With the pictures omitted, write out the entries that follow exactly as they stand.

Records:
-- -- --
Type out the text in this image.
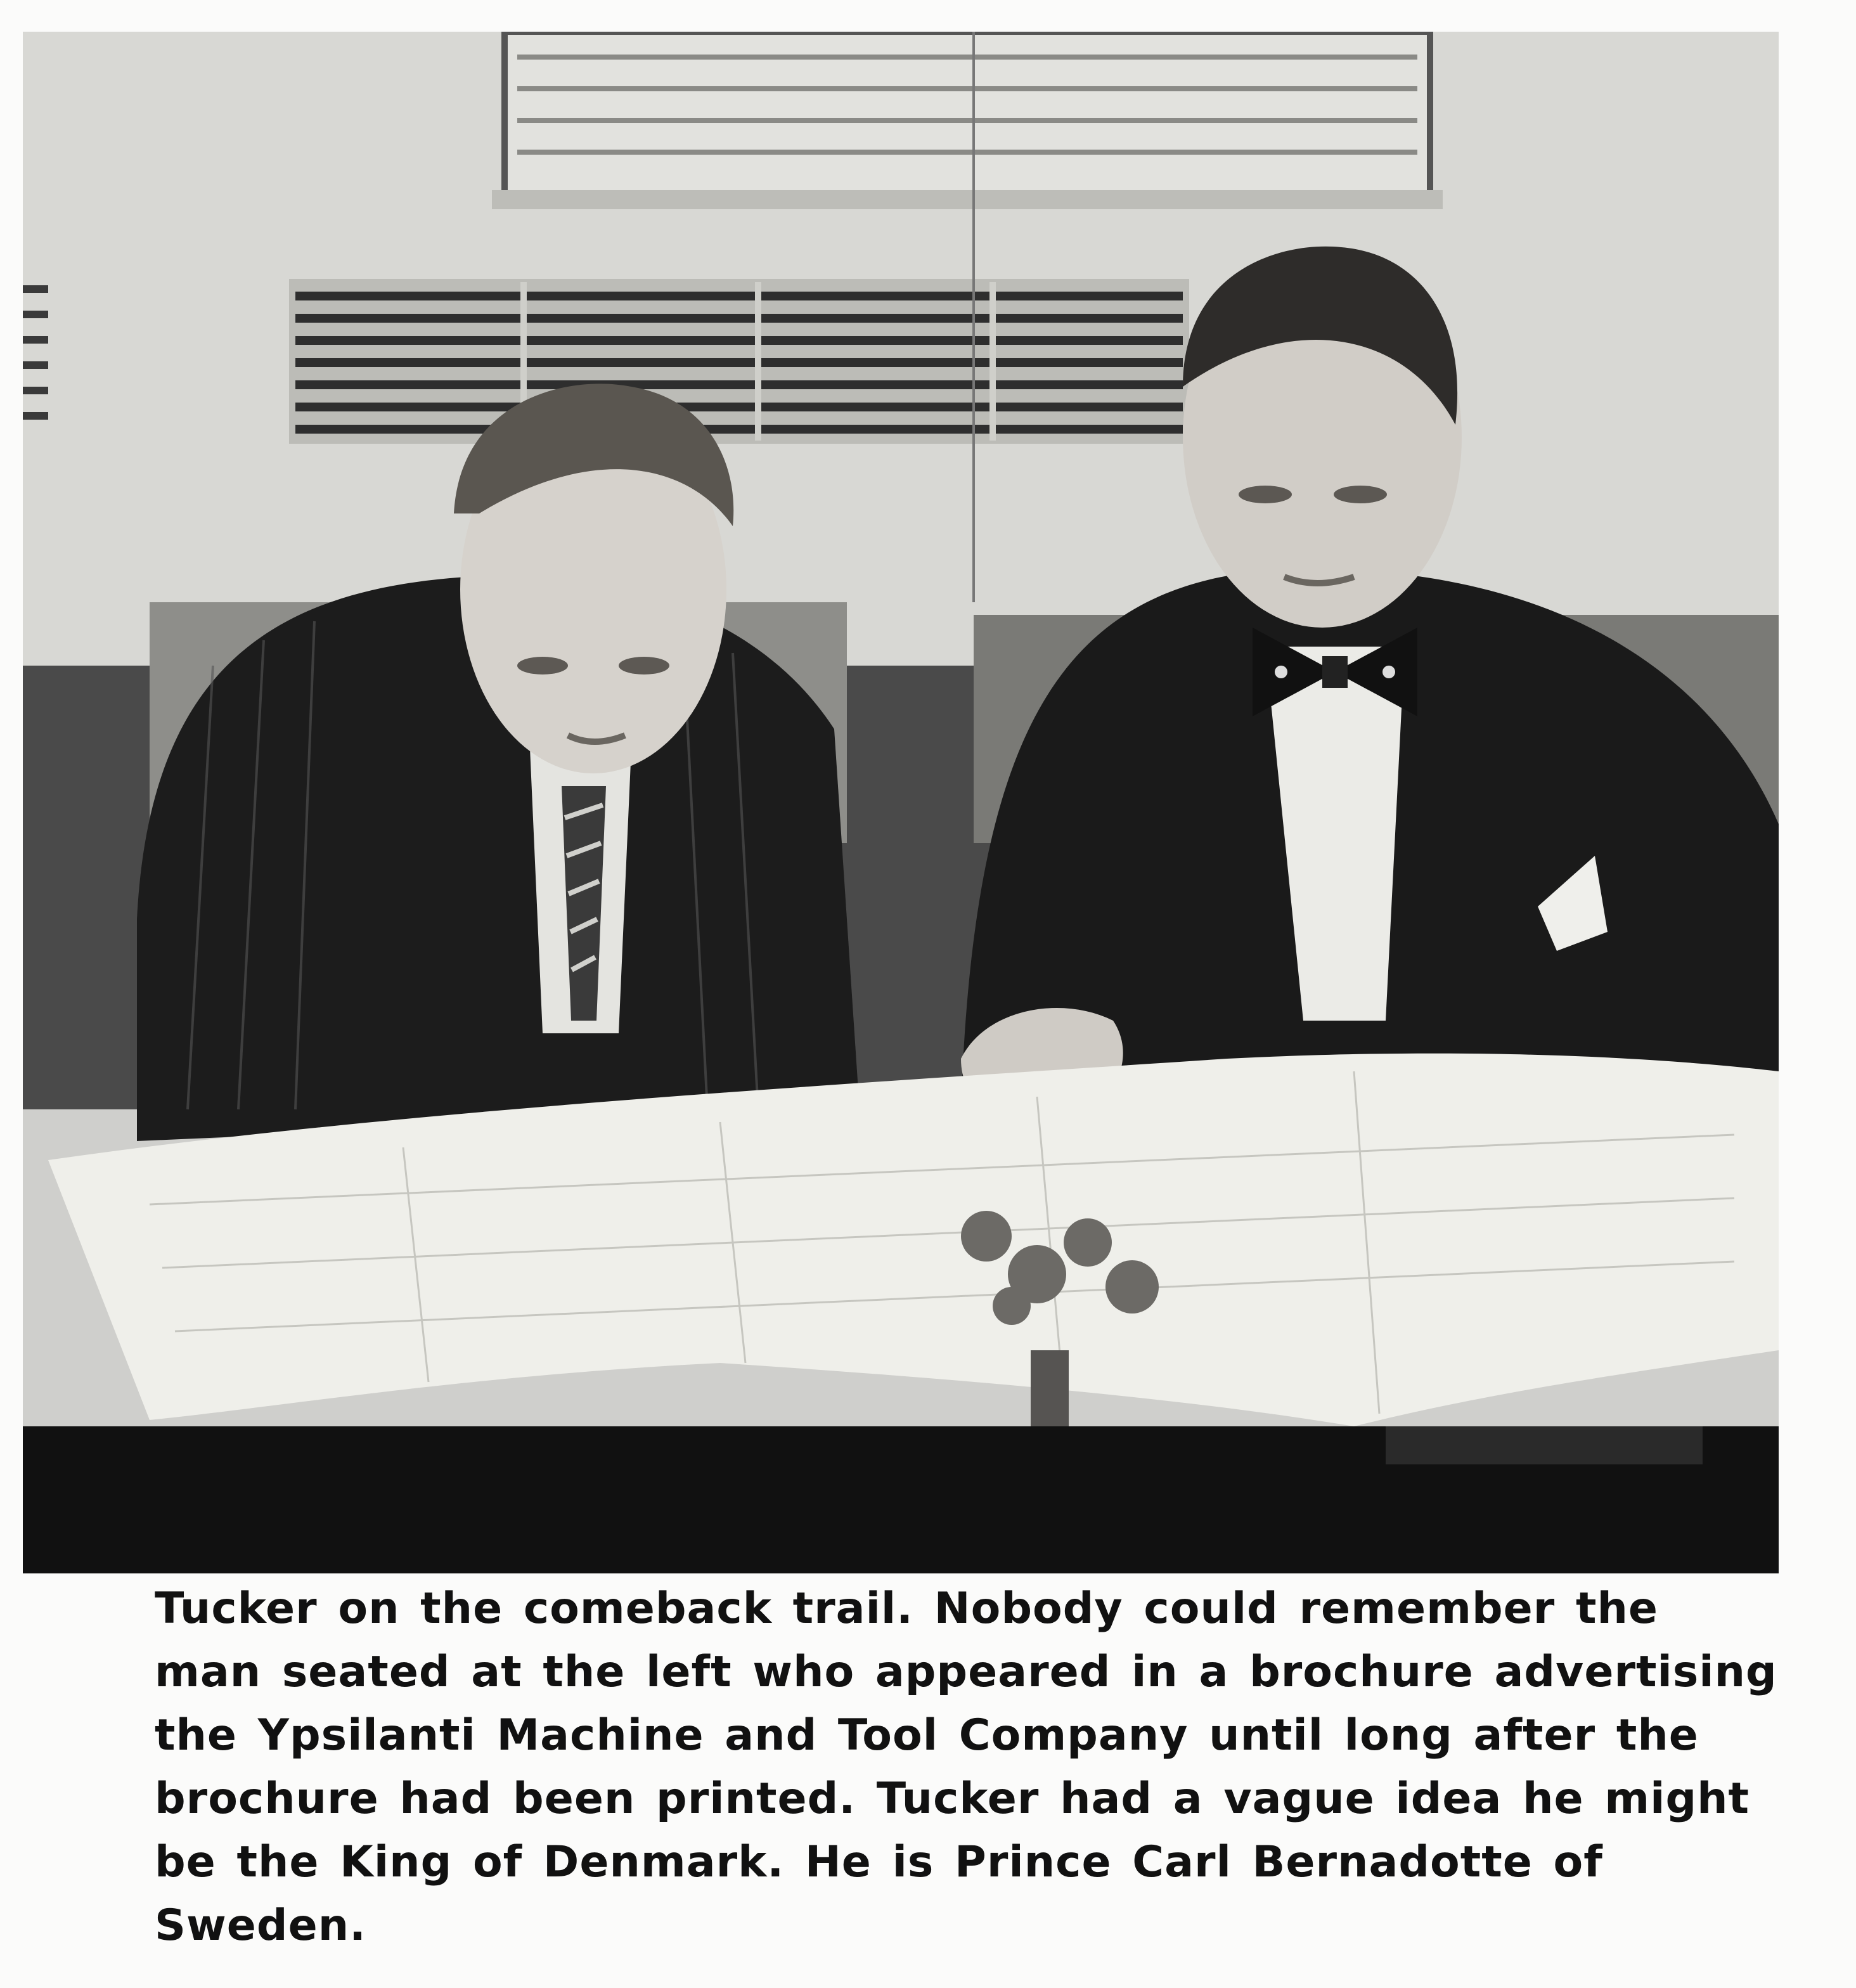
Tucker on the comeback trail. Nobody could remember the
man seated at the left who appeared in a brochure advertising
the Ypsilanti Machine and Tool Company until long after the
brochure had been printed. Tucker had a vague idea he might
be the King of Denmark. He is Prince Carl Bernadotte of
Sweden.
-- -- --
Response to this task:
Type out the text in this image.
Tucker on the comeback trail. Nobody could remember the
man seated at the left who appeared in a brochure advertising
the Ypsilanti Machine and Tool Company until long after the
brochure had been printed. Tucker had a vague idea he might
be the King of Denmark. He is Prince Carl Bernadotte of
Sweden.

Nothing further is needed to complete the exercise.